>> Begin Data listing

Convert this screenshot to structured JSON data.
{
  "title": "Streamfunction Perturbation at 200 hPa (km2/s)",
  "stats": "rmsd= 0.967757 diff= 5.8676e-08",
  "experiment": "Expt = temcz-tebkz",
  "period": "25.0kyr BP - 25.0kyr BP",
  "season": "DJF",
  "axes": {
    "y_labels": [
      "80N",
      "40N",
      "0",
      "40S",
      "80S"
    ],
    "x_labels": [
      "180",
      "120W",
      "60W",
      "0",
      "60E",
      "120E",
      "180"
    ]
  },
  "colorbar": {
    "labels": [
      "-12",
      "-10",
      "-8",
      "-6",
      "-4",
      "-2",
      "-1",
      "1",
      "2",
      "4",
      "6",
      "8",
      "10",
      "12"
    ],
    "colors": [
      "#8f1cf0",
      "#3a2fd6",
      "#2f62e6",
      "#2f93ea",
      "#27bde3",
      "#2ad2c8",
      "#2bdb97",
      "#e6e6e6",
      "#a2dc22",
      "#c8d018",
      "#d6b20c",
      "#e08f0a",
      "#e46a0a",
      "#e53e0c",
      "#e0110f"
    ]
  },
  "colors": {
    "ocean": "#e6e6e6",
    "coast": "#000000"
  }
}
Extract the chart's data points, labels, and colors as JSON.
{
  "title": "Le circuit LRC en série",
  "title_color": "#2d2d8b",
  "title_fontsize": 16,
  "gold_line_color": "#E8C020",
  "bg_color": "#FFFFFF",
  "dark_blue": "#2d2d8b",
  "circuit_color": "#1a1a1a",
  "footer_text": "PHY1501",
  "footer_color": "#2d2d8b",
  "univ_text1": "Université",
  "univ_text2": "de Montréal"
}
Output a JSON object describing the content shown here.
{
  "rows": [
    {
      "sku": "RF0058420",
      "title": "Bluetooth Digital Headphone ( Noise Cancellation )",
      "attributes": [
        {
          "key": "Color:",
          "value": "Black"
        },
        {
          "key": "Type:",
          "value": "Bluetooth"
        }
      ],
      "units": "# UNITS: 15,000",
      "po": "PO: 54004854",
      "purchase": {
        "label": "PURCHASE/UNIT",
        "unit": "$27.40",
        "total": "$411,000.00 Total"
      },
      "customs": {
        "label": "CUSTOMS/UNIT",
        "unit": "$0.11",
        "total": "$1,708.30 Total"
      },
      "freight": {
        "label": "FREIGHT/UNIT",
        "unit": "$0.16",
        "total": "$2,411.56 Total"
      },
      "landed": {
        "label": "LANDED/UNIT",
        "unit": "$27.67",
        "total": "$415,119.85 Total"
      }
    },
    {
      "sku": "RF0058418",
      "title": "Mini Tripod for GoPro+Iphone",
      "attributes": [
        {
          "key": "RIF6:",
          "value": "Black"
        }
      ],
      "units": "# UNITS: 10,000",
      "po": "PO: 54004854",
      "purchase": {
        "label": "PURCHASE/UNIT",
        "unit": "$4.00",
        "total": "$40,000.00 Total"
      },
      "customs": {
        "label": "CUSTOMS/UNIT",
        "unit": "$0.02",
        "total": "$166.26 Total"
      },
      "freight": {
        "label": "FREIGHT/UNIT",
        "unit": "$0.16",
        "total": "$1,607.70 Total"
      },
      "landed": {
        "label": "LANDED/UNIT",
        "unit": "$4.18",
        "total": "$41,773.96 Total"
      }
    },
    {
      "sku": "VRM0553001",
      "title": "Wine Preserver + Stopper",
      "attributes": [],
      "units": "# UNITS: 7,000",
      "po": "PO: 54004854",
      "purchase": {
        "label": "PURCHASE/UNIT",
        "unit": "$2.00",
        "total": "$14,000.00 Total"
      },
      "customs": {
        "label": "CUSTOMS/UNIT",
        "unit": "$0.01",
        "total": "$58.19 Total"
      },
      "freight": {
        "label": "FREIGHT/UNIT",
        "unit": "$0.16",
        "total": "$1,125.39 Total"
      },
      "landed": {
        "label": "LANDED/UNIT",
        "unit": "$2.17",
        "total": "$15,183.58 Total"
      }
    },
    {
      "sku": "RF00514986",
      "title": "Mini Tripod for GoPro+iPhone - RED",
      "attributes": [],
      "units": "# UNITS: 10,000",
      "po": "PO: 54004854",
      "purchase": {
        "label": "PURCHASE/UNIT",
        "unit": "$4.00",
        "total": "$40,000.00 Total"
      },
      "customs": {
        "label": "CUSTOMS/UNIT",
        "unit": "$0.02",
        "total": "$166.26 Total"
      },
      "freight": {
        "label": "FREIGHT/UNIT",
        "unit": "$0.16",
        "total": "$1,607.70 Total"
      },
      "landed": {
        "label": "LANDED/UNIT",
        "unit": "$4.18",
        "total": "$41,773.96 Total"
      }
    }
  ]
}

>> End Data listing

■ Problem ■
Every record above needs to be repeated word for word.

■ Finished exercise ■
Convert this screenshot to structured JSON data.
{
  "title": "Streamfunction Perturbation at 200 hPa (km2/s)",
  "stats": "rmsd= 0.967757 diff= 5.8676e-08",
  "experiment": "Expt = temcz-tebkz",
  "period": "25.0kyr BP - 25.0kyr BP",
  "season": "DJF",
  "axes": {
    "y_labels": [
      "80N",
      "40N",
      "0",
      "40S",
      "80S"
    ],
    "x_labels": [
      "180",
      "120W",
      "60W",
      "0",
      "60E",
      "120E",
      "180"
    ]
  },
  "colorbar": {
    "labels": [
      "-12",
      "-10",
      "-8",
      "-6",
      "-4",
      "-2",
      "-1",
      "1",
      "2",
      "4",
      "6",
      "8",
      "10",
      "12"
    ],
    "colors": [
      "#8f1cf0",
      "#3a2fd6",
      "#2f62e6",
      "#2f93ea",
      "#27bde3",
      "#2ad2c8",
      "#2bdb97",
      "#e6e6e6",
      "#a2dc22",
      "#c8d018",
      "#d6b20c",
      "#e08f0a",
      "#e46a0a",
      "#e53e0c",
      "#e0110f"
    ]
  },
  "colors": {
    "ocean": "#e6e6e6",
    "coast": "#000000"
  }
}
Extract the chart's data points, labels, and colors as JSON.
{
  "title": "Le circuit LRC en série",
  "title_color": "#2d2d8b",
  "title_fontsize": 16,
  "gold_line_color": "#E8C020",
  "bg_color": "#FFFFFF",
  "dark_blue": "#2d2d8b",
  "circuit_color": "#1a1a1a",
  "footer_text": "PHY1501",
  "footer_color": "#2d2d8b",
  "univ_text1": "Université",
  "univ_text2": "de Montréal"
}
Output a JSON object describing the content shown here.
{
  "rows": [
    {
      "sku": "RF0058420",
      "title": "Bluetooth Digital Headphone ( Noise Cancellation )",
      "attributes": [
        {
          "key": "Color:",
          "value": "Black"
        },
        {
          "key": "Type:",
          "value": "Bluetooth"
        }
      ],
      "units": "# UNITS: 15,000",
      "po": "PO: 54004854",
      "purchase": {
        "label": "PURCHASE/UNIT",
        "unit": "$27.40",
        "total": "$411,000.00 Total"
      },
      "customs": {
        "label": "CUSTOMS/UNIT",
        "unit": "$0.11",
        "total": "$1,708.30 Total"
      },
      "freight": {
        "label": "FREIGHT/UNIT",
        "unit": "$0.16",
        "total": "$2,411.56 Total"
      },
      "landed": {
        "label": "LANDED/UNIT",
        "unit": "$27.67",
        "total": "$415,119.85 Total"
      }
    },
    {
      "sku": "RF0058418",
      "title": "Mini Tripod for GoPro+Iphone",
      "attributes": [
        {
          "key": "RIF6:",
          "value": "Black"
        }
      ],
      "units": "# UNITS: 10,000",
      "po": "PO: 54004854",
      "purchase": {
        "label": "PURCHASE/UNIT",
        "unit": "$4.00",
        "total": "$40,000.00 Total"
      },
      "customs": {
        "label": "CUSTOMS/UNIT",
        "unit": "$0.02",
        "total": "$166.26 Total"
      },
      "freight": {
        "label": "FREIGHT/UNIT",
        "unit": "$0.16",
        "total": "$1,607.70 Total"
      },
      "landed": {
        "label": "LANDED/UNIT",
        "unit": "$4.18",
        "total": "$41,773.96 Total"
      }
    },
    {
      "sku": "VRM0553001",
      "title": "Wine Preserver + Stopper",
      "attributes": [],
      "units": "# UNITS: 7,000",
      "po": "PO: 54004854",
      "purchase": {
        "label": "PURCHASE/UNIT",
        "unit": "$2.00",
        "total": "$14,000.00 Total"
      },
      "customs": {
        "label": "CUSTOMS/UNIT",
        "unit": "$0.01",
        "total": "$58.19 Total"
      },
      "freight": {
        "label": "FREIGHT/UNIT",
        "unit": "$0.16",
        "total": "$1,125.39 Total"
      },
      "landed": {
        "label": "LANDED/UNIT",
        "unit": "$2.17",
        "total": "$15,183.58 Total"
      }
    },
    {
      "sku": "RF00514986",
      "title": "Mini Tripod for GoPro+iPhone - RED",
      "attributes": [],
      "units": "# UNITS: 10,000",
      "po": "PO: 54004854",
      "purchase": {
        "label": "PURCHASE/UNIT",
        "unit": "$4.00",
        "total": "$40,000.00 Total"
      },
      "customs": {
        "label": "CUSTOMS/UNIT",
        "unit": "$0.02",
        "total": "$166.26 Total"
      },
      "freight": {
        "label": "FREIGHT/UNIT",
        "unit": "$0.16",
        "total": "$1,607.70 Total"
      },
      "landed": {
        "label": "LANDED/UNIT",
        "unit": "$4.18",
        "total": "$41,773.96 Total"
      }
    }
  ]
}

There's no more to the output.